Pull out every line below holding the word "Depth".

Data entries
** Start **
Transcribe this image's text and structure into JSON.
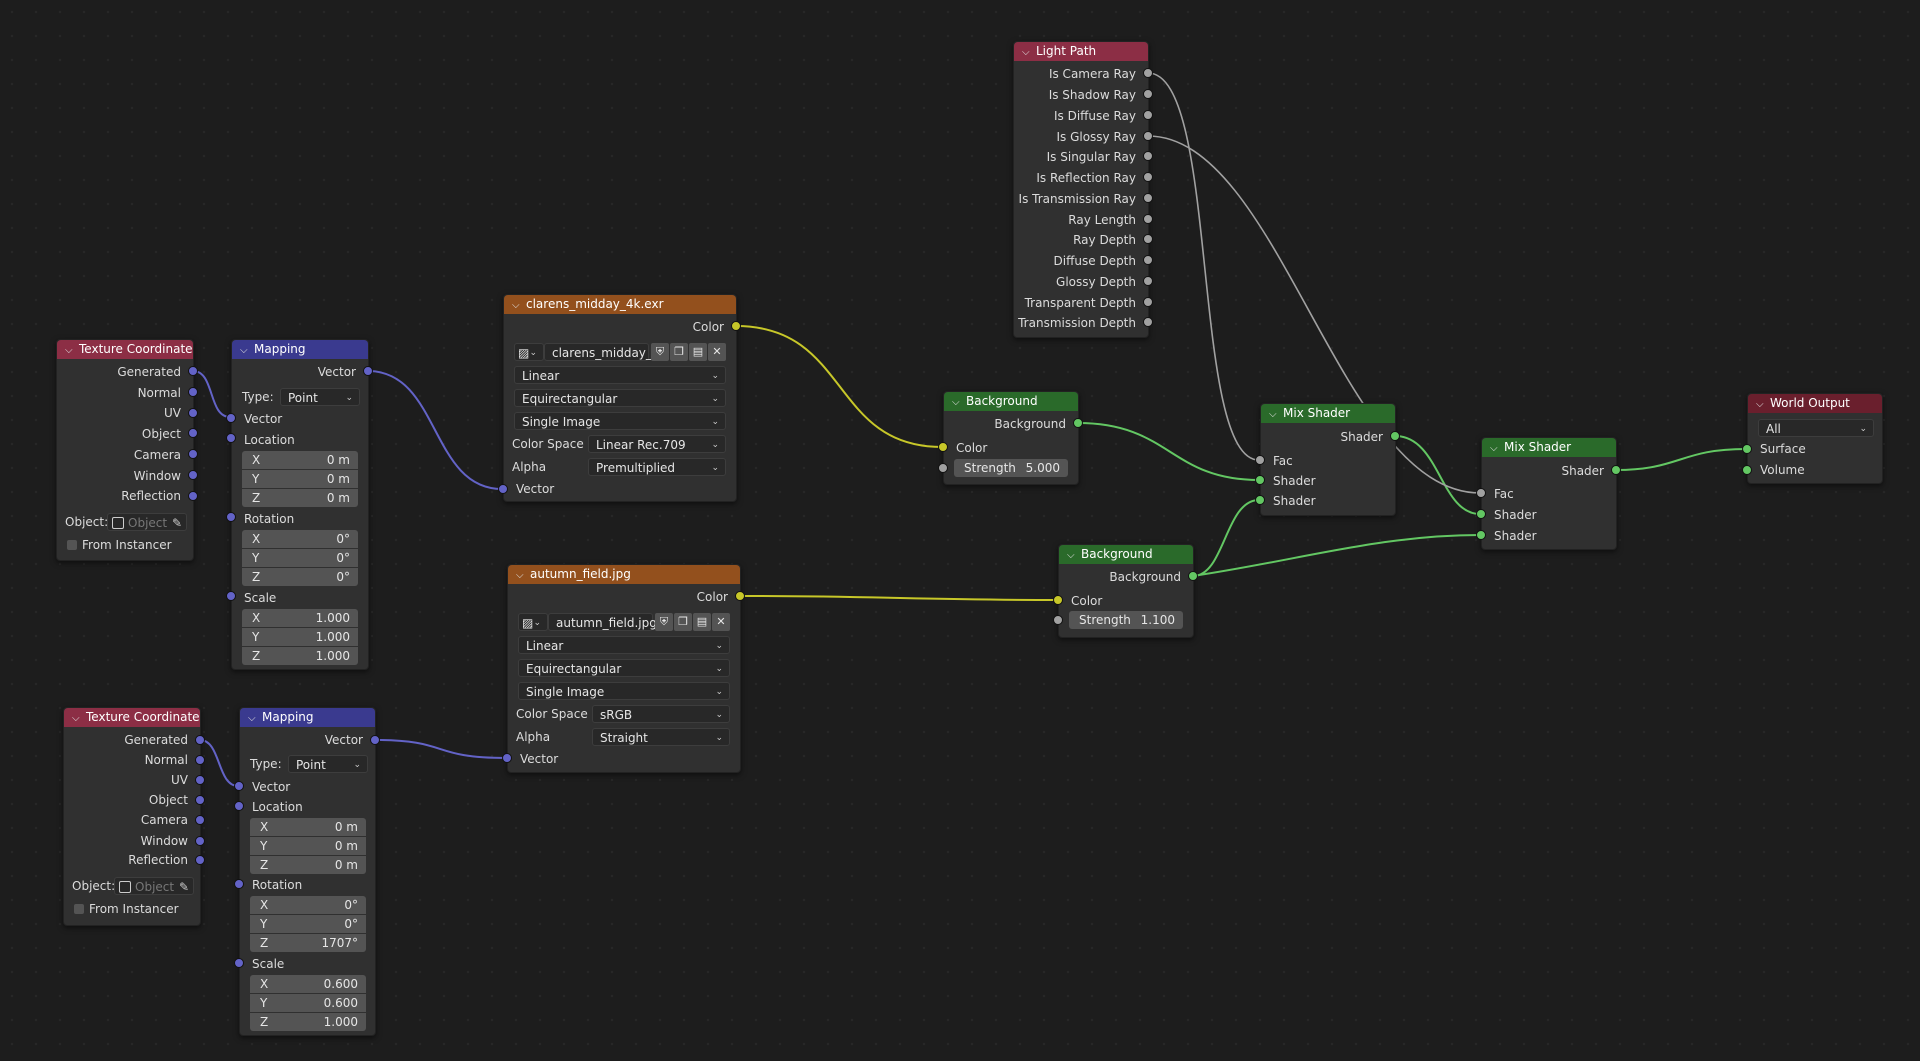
{
  "colors": {
    "canvas": "#1d1d1d",
    "input_header": "#8c2e45",
    "vector_header": "#3a3a8f",
    "image_header": "#93501d",
    "shader_header": "#2a6a2a",
    "output_header": "#6a1f2d",
    "vector_socket": "#6363c7",
    "color_socket": "#c7c729",
    "shader_socket": "#63c763",
    "float_socket": "#a1a1a1"
  },
  "texcoord1": {
    "title": "Texture Coordinate",
    "outputs": [
      "Generated",
      "Normal",
      "UV",
      "Object",
      "Camera",
      "Window",
      "Reflection"
    ],
    "object_label": "Object:",
    "object_placeholder": "Object",
    "from_instancer": "From Instancer"
  },
  "texcoord2": {
    "title": "Texture Coordinate",
    "outputs": [
      "Generated",
      "Normal",
      "UV",
      "Object",
      "Camera",
      "Window",
      "Reflection"
    ],
    "object_label": "Object:",
    "object_placeholder": "Object",
    "from_instancer": "From Instancer"
  },
  "mapping1": {
    "title": "Mapping",
    "output": "Vector",
    "type_label": "Type:",
    "type_value": "Point",
    "vector_in": "Vector",
    "location_label": "Location",
    "location": [
      {
        "k": "X",
        "v": "0 m"
      },
      {
        "k": "Y",
        "v": "0 m"
      },
      {
        "k": "Z",
        "v": "0 m"
      }
    ],
    "rotation_label": "Rotation",
    "rotation": [
      {
        "k": "X",
        "v": "0°"
      },
      {
        "k": "Y",
        "v": "0°"
      },
      {
        "k": "Z",
        "v": "0°"
      }
    ],
    "scale_label": "Scale",
    "scale": [
      {
        "k": "X",
        "v": "1.000"
      },
      {
        "k": "Y",
        "v": "1.000"
      },
      {
        "k": "Z",
        "v": "1.000"
      }
    ]
  },
  "mapping2": {
    "title": "Mapping",
    "output": "Vector",
    "type_label": "Type:",
    "type_value": "Point",
    "vector_in": "Vector",
    "location_label": "Location",
    "location": [
      {
        "k": "X",
        "v": "0 m"
      },
      {
        "k": "Y",
        "v": "0 m"
      },
      {
        "k": "Z",
        "v": "0 m"
      }
    ],
    "rotation_label": "Rotation",
    "rotation": [
      {
        "k": "X",
        "v": "0°"
      },
      {
        "k": "Y",
        "v": "0°"
      },
      {
        "k": "Z",
        "v": "1707°"
      }
    ],
    "scale_label": "Scale",
    "scale": [
      {
        "k": "X",
        "v": "0.600"
      },
      {
        "k": "Y",
        "v": "0.600"
      },
      {
        "k": "Z",
        "v": "1.000"
      }
    ]
  },
  "image1": {
    "title": "clarens_midday_4k.exr",
    "output": "Color",
    "image_name": "clarens_midday_...",
    "interpolation": "Linear",
    "projection": "Equirectangular",
    "source": "Single Image",
    "colorspace_label": "Color Space",
    "colorspace": "Linear Rec.709",
    "alpha_label": "Alpha",
    "alpha": "Premultiplied",
    "vector_in": "Vector"
  },
  "image2": {
    "title": "autumn_field.jpg",
    "output": "Color",
    "image_name": "autumn_field.jpg",
    "interpolation": "Linear",
    "projection": "Equirectangular",
    "source": "Single Image",
    "colorspace_label": "Color Space",
    "colorspace": "sRGB",
    "alpha_label": "Alpha",
    "alpha": "Straight",
    "vector_in": "Vector"
  },
  "bg1": {
    "title": "Background",
    "output": "Background",
    "color_in": "Color",
    "strength_label": "Strength",
    "strength": "5.000"
  },
  "bg2": {
    "title": "Background",
    "output": "Background",
    "color_in": "Color",
    "strength_label": "Strength",
    "strength": "1.100"
  },
  "lightpath": {
    "title": "Light Path",
    "outputs": [
      "Is Camera Ray",
      "Is Shadow Ray",
      "Is Diffuse Ray",
      "Is Glossy Ray",
      "Is Singular Ray",
      "Is Reflection Ray",
      "Is Transmission Ray",
      "Ray Length",
      "Ray Depth",
      "Diffuse Depth",
      "Glossy Depth",
      "Transparent Depth",
      "Transmission Depth"
    ]
  },
  "mix1": {
    "title": "Mix Shader",
    "output": "Shader",
    "fac": "Fac",
    "shader_a": "Shader",
    "shader_b": "Shader"
  },
  "mix2": {
    "title": "Mix Shader",
    "output": "Shader",
    "fac": "Fac",
    "shader_a": "Shader",
    "shader_b": "Shader"
  },
  "worldout": {
    "title": "World Output",
    "target": "All",
    "surface": "Surface",
    "volume": "Volume"
  }
}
** End **
→ ANSWER TO THIS PROBLEM:
      "Ray Depth",
      "Diffuse Depth",
      "Glossy Depth",
      "Transparent Depth",
      "Transmission Depth"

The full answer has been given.